> [OBJECTIVE] Every line below is to be quoted exactly, with nothing added or dropped.

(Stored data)
>>>>>

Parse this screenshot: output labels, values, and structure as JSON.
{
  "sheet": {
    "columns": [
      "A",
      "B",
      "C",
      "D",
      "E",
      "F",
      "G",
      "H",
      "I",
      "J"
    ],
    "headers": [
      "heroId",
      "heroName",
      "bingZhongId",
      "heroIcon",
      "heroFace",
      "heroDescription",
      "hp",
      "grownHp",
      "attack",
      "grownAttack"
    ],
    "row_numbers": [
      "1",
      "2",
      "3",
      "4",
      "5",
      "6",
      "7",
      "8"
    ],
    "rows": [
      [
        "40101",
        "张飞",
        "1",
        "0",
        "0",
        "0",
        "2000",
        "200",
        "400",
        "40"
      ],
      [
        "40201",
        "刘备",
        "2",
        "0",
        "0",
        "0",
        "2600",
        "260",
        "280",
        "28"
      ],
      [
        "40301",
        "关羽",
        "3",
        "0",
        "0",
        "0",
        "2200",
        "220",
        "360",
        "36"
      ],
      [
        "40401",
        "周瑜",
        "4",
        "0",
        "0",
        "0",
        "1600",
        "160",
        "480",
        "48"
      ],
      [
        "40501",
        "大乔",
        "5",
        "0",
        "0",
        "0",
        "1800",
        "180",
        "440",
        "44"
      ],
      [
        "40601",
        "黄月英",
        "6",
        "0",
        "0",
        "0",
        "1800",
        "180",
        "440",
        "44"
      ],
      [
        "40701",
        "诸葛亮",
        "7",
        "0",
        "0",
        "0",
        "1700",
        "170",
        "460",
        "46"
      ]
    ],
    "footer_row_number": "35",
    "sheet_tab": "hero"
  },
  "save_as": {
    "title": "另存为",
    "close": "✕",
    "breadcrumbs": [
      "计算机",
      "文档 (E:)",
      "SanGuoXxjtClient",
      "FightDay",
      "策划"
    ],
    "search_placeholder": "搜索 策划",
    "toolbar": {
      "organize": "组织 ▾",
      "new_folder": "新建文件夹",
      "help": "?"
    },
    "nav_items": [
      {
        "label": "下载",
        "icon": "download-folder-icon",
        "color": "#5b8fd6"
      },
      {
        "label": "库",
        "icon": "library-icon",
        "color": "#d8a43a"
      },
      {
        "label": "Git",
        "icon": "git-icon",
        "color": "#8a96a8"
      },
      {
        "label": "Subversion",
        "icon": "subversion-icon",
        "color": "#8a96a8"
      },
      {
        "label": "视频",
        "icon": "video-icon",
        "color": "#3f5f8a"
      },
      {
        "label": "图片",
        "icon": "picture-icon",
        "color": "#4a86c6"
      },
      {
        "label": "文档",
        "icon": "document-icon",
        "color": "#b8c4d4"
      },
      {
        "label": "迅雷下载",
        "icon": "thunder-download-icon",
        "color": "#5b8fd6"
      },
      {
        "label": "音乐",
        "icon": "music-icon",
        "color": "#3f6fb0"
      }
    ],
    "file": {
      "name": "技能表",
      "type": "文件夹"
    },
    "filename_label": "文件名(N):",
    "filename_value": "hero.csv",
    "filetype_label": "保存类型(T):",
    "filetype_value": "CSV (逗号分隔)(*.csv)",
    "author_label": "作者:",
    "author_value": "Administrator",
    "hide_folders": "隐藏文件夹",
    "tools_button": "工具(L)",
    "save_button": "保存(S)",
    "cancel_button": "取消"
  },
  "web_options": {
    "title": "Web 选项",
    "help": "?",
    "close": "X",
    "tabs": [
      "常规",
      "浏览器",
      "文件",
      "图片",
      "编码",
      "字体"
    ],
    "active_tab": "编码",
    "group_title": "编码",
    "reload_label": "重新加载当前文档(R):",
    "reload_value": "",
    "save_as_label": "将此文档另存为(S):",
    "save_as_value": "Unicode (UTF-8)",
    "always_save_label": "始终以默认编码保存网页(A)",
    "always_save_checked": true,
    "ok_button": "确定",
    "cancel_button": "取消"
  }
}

<<<<<

> [WRITTEN SOLUTION]
Parse this screenshot: output labels, values, and structure as JSON.
{
  "sheet": {
    "columns": [
      "A",
      "B",
      "C",
      "D",
      "E",
      "F",
      "G",
      "H",
      "I",
      "J"
    ],
    "headers": [
      "heroId",
      "heroName",
      "bingZhongId",
      "heroIcon",
      "heroFace",
      "heroDescription",
      "hp",
      "grownHp",
      "attack",
      "grownAttack"
    ],
    "row_numbers": [
      "1",
      "2",
      "3",
      "4",
      "5",
      "6",
      "7",
      "8"
    ],
    "rows": [
      [
        "40101",
        "张飞",
        "1",
        "0",
        "0",
        "0",
        "2000",
        "200",
        "400",
        "40"
      ],
      [
        "40201",
        "刘备",
        "2",
        "0",
        "0",
        "0",
        "2600",
        "260",
        "280",
        "28"
      ],
      [
        "40301",
        "关羽",
        "3",
        "0",
        "0",
        "0",
        "2200",
        "220",
        "360",
        "36"
      ],
      [
        "40401",
        "周瑜",
        "4",
        "0",
        "0",
        "0",
        "1600",
        "160",
        "480",
        "48"
      ],
      [
        "40501",
        "大乔",
        "5",
        "0",
        "0",
        "0",
        "1800",
        "180",
        "440",
        "44"
      ],
      [
        "40601",
        "黄月英",
        "6",
        "0",
        "0",
        "0",
        "1800",
        "180",
        "440",
        "44"
      ],
      [
        "40701",
        "诸葛亮",
        "7",
        "0",
        "0",
        "0",
        "1700",
        "170",
        "460",
        "46"
      ]
    ],
    "footer_row_number": "35",
    "sheet_tab": "hero"
  },
  "save_as": {
    "title": "另存为",
    "close": "✕",
    "breadcrumbs": [
      "计算机",
      "文档 (E:)",
      "SanGuoXxjtClient",
      "FightDay",
      "策划"
    ],
    "search_placeholder": "搜索 策划",
    "toolbar": {
      "organize": "组织 ▾",
      "new_folder": "新建文件夹",
      "help": "?"
    },
    "nav_items": [
      {
        "label": "下载",
        "icon": "download-folder-icon",
        "color": "#5b8fd6"
      },
      {
        "label": "库",
        "icon": "library-icon",
        "color": "#d8a43a"
      },
      {
        "label": "Git",
        "icon": "git-icon",
        "color": "#8a96a8"
      },
      {
        "label": "Subversion",
        "icon": "subversion-icon",
        "color": "#8a96a8"
      },
      {
        "label": "视频",
        "icon": "video-icon",
        "color": "#3f5f8a"
      },
      {
        "label": "图片",
        "icon": "picture-icon",
        "color": "#4a86c6"
      },
      {
        "label": "文档",
        "icon": "document-icon",
        "color": "#b8c4d4"
      },
      {
        "label": "迅雷下载",
        "icon": "thunder-download-icon",
        "color": "#5b8fd6"
      },
      {
        "label": "音乐",
        "icon": "music-icon",
        "color": "#3f6fb0"
      }
    ],
    "file": {
      "name": "技能表",
      "type": "文件夹"
    },
    "filename_label": "文件名(N):",
    "filename_value": "hero.csv",
    "filetype_label": "保存类型(T):",
    "filetype_value": "CSV (逗号分隔)(*.csv)",
    "author_label": "作者:",
    "author_value": "Administrator",
    "hide_folders": "隐藏文件夹",
    "tools_button": "工具(L)",
    "save_button": "保存(S)",
    "cancel_button": "取消"
  },
  "web_options": {
    "title": "Web 选项",
    "help": "?",
    "close": "X",
    "tabs": [
      "常规",
      "浏览器",
      "文件",
      "图片",
      "编码",
      "字体"
    ],
    "active_tab": "编码",
    "group_title": "编码",
    "reload_label": "重新加载当前文档(R):",
    "reload_value": "",
    "save_as_label": "将此文档另存为(S):",
    "save_as_value": "Unicode (UTF-8)",
    "always_save_label": "始终以默认编码保存网页(A)",
    "always_save_checked": true,
    "ok_button": "确定",
    "cancel_button": "取消"
  }
}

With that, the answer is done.